■ **Data provided**
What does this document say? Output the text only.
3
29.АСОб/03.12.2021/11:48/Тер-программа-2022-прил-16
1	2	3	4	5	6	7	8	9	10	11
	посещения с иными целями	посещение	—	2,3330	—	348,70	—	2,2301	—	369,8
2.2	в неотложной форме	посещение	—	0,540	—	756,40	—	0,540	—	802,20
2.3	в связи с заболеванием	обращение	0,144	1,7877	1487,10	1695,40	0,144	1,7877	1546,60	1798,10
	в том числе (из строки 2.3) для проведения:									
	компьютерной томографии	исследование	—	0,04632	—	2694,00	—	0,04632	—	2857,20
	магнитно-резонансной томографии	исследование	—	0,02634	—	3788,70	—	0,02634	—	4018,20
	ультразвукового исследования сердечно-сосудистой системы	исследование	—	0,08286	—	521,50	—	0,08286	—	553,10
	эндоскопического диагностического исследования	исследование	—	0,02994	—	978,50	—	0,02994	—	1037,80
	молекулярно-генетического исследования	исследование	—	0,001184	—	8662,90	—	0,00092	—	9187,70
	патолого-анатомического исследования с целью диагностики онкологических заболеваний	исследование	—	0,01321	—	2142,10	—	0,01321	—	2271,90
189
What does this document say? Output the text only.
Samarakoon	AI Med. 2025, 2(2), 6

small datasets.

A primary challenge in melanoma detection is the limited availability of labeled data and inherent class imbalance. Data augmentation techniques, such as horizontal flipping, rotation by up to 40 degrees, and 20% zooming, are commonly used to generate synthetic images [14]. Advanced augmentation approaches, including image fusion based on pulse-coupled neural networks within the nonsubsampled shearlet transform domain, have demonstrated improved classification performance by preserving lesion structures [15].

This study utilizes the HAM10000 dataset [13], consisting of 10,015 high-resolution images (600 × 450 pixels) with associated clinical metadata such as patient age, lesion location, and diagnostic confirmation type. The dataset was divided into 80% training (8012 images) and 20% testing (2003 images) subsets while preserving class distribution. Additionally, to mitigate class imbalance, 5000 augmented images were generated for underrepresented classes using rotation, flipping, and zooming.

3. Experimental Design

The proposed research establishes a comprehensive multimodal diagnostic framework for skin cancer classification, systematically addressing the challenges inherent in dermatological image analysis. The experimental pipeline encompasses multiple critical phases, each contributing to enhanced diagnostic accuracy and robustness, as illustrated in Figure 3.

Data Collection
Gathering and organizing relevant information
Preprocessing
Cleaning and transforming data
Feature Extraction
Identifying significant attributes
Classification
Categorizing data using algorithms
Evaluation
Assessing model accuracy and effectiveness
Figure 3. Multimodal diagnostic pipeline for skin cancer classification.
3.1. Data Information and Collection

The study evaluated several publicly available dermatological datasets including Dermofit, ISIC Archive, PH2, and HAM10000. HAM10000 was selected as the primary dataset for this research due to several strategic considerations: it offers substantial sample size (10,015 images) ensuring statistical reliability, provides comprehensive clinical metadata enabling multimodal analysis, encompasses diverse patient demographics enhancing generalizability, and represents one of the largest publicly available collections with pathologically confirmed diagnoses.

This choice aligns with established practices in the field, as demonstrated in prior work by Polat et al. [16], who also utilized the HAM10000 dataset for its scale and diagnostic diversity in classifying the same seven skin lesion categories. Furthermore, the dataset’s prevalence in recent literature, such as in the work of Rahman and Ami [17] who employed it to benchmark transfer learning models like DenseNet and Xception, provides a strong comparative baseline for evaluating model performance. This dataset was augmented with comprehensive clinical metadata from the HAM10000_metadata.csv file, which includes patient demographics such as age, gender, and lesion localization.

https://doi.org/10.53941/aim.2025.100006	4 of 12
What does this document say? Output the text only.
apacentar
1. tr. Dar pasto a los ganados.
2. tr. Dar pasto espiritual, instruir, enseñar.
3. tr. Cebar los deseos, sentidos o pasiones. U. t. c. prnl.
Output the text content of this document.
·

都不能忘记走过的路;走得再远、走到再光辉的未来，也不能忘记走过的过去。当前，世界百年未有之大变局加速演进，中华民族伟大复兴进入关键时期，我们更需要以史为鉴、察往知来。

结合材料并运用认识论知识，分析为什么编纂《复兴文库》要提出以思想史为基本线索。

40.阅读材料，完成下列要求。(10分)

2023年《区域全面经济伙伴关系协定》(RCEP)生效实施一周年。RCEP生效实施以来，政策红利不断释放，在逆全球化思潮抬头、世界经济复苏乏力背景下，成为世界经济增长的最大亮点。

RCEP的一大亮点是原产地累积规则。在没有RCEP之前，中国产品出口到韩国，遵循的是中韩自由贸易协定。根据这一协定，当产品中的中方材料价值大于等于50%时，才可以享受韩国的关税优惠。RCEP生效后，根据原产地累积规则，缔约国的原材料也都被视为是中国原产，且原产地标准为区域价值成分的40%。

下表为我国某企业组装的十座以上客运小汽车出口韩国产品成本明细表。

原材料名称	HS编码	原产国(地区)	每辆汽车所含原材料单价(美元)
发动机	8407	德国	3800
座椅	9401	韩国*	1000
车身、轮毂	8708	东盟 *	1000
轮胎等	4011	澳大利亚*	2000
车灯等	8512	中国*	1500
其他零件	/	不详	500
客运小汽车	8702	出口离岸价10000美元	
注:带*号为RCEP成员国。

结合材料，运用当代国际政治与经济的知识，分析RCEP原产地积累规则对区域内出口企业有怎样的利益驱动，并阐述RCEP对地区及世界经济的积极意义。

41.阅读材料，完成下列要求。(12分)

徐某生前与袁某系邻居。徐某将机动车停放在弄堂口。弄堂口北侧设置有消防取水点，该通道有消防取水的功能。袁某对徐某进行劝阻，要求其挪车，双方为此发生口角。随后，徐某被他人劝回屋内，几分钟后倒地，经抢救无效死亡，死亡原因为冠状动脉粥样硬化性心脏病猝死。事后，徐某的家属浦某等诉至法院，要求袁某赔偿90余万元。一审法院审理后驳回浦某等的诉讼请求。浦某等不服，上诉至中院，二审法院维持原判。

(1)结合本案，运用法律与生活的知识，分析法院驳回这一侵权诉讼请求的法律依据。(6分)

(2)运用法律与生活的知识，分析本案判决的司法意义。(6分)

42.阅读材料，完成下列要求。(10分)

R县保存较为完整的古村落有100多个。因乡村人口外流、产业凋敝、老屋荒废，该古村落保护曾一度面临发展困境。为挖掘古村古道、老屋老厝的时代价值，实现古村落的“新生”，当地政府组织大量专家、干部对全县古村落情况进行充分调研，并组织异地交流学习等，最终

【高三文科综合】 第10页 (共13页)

■ **Task goal**
Repeat the records above exactly as they appear.

■ **Full answer**
What does this document say? Output the text only.
3
29.АСОб/03.12.2021/11:48/Тер-программа-2022-прил-16
1	2	3	4	5	6	7	8	9	10	11
	посещения с иными целями	посещение	—	2,3330	—	348,70	—	2,2301	—	369,8
2.2	в неотложной форме	посещение	—	0,540	—	756,40	—	0,540	—	802,20
2.3	в связи с заболеванием	обращение	0,144	1,7877	1487,10	1695,40	0,144	1,7877	1546,60	1798,10
	в том числе (из строки 2.3) для проведения:									
	компьютерной томографии	исследование	—	0,04632	—	2694,00	—	0,04632	—	2857,20
	магнитно-резонансной томографии	исследование	—	0,02634	—	3788,70	—	0,02634	—	4018,20
	ультразвукового исследования сердечно-сосудистой системы	исследование	—	0,08286	—	521,50	—	0,08286	—	553,10
	эндоскопического диагностического исследования	исследование	—	0,02994	—	978,50	—	0,02994	—	1037,80
	молекулярно-генетического исследования	исследование	—	0,001184	—	8662,90	—	0,00092	—	9187,70
	патолого-анатомического исследования с целью диагностики онкологических заболеваний	исследование	—	0,01321	—	2142,10	—	0,01321	—	2271,90
189
What does this document say? Output the text only.
Samarakoon	AI Med. 2025, 2(2), 6

small datasets.

A primary challenge in melanoma detection is the limited availability of labeled data and inherent class imbalance. Data augmentation techniques, such as horizontal flipping, rotation by up to 40 degrees, and 20% zooming, are commonly used to generate synthetic images [14]. Advanced augmentation approaches, including image fusion based on pulse-coupled neural networks within the nonsubsampled shearlet transform domain, have demonstrated improved classification performance by preserving lesion structures [15].

This study utilizes the HAM10000 dataset [13], consisting of 10,015 high-resolution images (600 × 450 pixels) with associated clinical metadata such as patient age, lesion location, and diagnostic confirmation type. The dataset was divided into 80% training (8012 images) and 20% testing (2003 images) subsets while preserving class distribution. Additionally, to mitigate class imbalance, 5000 augmented images were generated for underrepresented classes using rotation, flipping, and zooming.

3. Experimental Design

The proposed research establishes a comprehensive multimodal diagnostic framework for skin cancer classification, systematically addressing the challenges inherent in dermatological image analysis. The experimental pipeline encompasses multiple critical phases, each contributing to enhanced diagnostic accuracy and robustness, as illustrated in Figure 3.

Data Collection
Gathering and organizing relevant information
Preprocessing
Cleaning and transforming data
Feature Extraction
Identifying significant attributes
Classification
Categorizing data using algorithms
Evaluation
Assessing model accuracy and effectiveness
Figure 3. Multimodal diagnostic pipeline for skin cancer classification.
3.1. Data Information and Collection

The study evaluated several publicly available dermatological datasets including Dermofit, ISIC Archive, PH2, and HAM10000. HAM10000 was selected as the primary dataset for this research due to several strategic considerations: it offers substantial sample size (10,015 images) ensuring statistical reliability, provides comprehensive clinical metadata enabling multimodal analysis, encompasses diverse patient demographics enhancing generalizability, and represents one of the largest publicly available collections with pathologically confirmed diagnoses.

This choice aligns with established practices in the field, as demonstrated in prior work by Polat et al. [16], who also utilized the HAM10000 dataset for its scale and diagnostic diversity in classifying the same seven skin lesion categories. Furthermore, the dataset’s prevalence in recent literature, such as in the work of Rahman and Ami [17] who employed it to benchmark transfer learning models like DenseNet and Xception, provides a strong comparative baseline for evaluating model performance. This dataset was augmented with comprehensive clinical metadata from the HAM10000_metadata.csv file, which includes patient demographics such as age, gender, and lesion localization.

https://doi.org/10.53941/aim.2025.100006	4 of 12
What does this document say? Output the text only.
apacentar
1. tr. Dar pasto a los ganados.
2. tr. Dar pasto espiritual, instruir, enseñar.
3. tr. Cebar los deseos, sentidos o pasiones. U. t. c. prnl.
Output the text content of this document.
·

都不能忘记走过的路;走得再远、走到再光辉的未来，也不能忘记走过的过去。当前，世界百年未有之大变局加速演进，中华民族伟大复兴进入关键时期，我们更需要以史为鉴、察往知来。

结合材料并运用认识论知识，分析为什么编纂《复兴文库》要提出以思想史为基本线索。

40.阅读材料，完成下列要求。(10分)

2023年《区域全面经济伙伴关系协定》(RCEP)生效实施一周年。RCEP生效实施以来，政策红利不断释放，在逆全球化思潮抬头、世界经济复苏乏力背景下，成为世界经济增长的最大亮点。

RCEP的一大亮点是原产地累积规则。在没有RCEP之前，中国产品出口到韩国，遵循的是中韩自由贸易协定。根据这一协定，当产品中的中方材料价值大于等于50%时，才可以享受韩国的关税优惠。RCEP生效后，根据原产地累积规则，缔约国的原材料也都被视为是中国原产，且原产地标准为区域价值成分的40%。

下表为我国某企业组装的十座以上客运小汽车出口韩国产品成本明细表。

原材料名称	HS编码	原产国(地区)	每辆汽车所含原材料单价(美元)
发动机	8407	德国	3800
座椅	9401	韩国*	1000
车身、轮毂	8708	东盟 *	1000
轮胎等	4011	澳大利亚*	2000
车灯等	8512	中国*	1500
其他零件	/	不详	500
客运小汽车	8702	出口离岸价10000美元	
注:带*号为RCEP成员国。

结合材料，运用当代国际政治与经济的知识，分析RCEP原产地积累规则对区域内出口企业有怎样的利益驱动，并阐述RCEP对地区及世界经济的积极意义。

41.阅读材料，完成下列要求。(12分)

徐某生前与袁某系邻居。徐某将机动车停放在弄堂口。弄堂口北侧设置有消防取水点，该通道有消防取水的功能。袁某对徐某进行劝阻，要求其挪车，双方为此发生口角。随后，徐某被他人劝回屋内，几分钟后倒地，经抢救无效死亡，死亡原因为冠状动脉粥样硬化性心脏病猝死。事后，徐某的家属浦某等诉至法院，要求袁某赔偿90余万元。一审法院审理后驳回浦某等的诉讼请求。浦某等不服，上诉至中院，二审法院维持原判。

(1)结合本案，运用法律与生活的知识，分析法院驳回这一侵权诉讼请求的法律依据。(6分)

(2)运用法律与生活的知识，分析本案判决的司法意义。(6分)

42.阅读材料，完成下列要求。(10分)

R县保存较为完整的古村落有100多个。因乡村人口外流、产业凋敝、老屋荒废，该古村落保护曾一度面临发展困境。为挖掘古村古道、老屋老厝的时代价值，实现古村落的“新生”，当地政府组织大量专家、干部对全县古村落情况进行充分调研，并组织异地交流学习等，最终

【高三文科综合】 第10页 (共13页)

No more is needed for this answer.